== OBJECTIVE ==
Extract each line bearing the word "JSON".

== DATA TO PROCESS ==
------------------------

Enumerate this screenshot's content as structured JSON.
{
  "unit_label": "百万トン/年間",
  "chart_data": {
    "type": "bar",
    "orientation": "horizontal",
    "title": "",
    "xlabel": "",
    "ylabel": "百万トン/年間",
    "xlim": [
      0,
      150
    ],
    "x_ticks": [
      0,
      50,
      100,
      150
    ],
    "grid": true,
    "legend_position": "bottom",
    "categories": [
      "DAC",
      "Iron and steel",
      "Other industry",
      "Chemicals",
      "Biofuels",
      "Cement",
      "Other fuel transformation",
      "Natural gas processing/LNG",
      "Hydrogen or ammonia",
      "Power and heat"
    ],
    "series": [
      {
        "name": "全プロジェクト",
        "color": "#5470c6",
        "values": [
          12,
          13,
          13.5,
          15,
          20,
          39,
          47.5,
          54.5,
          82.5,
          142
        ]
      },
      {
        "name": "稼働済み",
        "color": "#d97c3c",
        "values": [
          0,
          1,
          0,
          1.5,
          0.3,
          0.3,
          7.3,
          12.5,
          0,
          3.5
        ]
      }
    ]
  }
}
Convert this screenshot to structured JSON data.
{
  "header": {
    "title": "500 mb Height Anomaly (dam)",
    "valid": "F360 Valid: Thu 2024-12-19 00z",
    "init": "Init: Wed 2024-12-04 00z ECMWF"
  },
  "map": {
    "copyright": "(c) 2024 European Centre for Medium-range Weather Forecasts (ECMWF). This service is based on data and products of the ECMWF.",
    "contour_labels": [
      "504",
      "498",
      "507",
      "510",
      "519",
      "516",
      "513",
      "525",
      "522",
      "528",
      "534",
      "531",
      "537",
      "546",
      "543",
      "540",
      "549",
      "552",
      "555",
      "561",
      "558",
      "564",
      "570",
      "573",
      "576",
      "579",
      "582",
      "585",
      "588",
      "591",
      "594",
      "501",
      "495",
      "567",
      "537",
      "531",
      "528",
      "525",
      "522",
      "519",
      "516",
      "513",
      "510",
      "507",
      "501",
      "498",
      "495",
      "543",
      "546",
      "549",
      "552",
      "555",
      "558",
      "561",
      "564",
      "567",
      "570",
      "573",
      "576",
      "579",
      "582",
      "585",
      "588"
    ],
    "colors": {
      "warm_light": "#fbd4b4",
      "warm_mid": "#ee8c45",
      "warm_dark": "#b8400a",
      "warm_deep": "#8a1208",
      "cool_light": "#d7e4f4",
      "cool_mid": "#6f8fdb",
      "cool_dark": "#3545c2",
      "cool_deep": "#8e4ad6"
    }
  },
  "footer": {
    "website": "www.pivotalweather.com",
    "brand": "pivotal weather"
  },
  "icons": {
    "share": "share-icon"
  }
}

------------------------

== EXERCISE OUTPUT ==
Enumerate this screenshot's content as structured JSON.
Convert this screenshot to structured JSON data.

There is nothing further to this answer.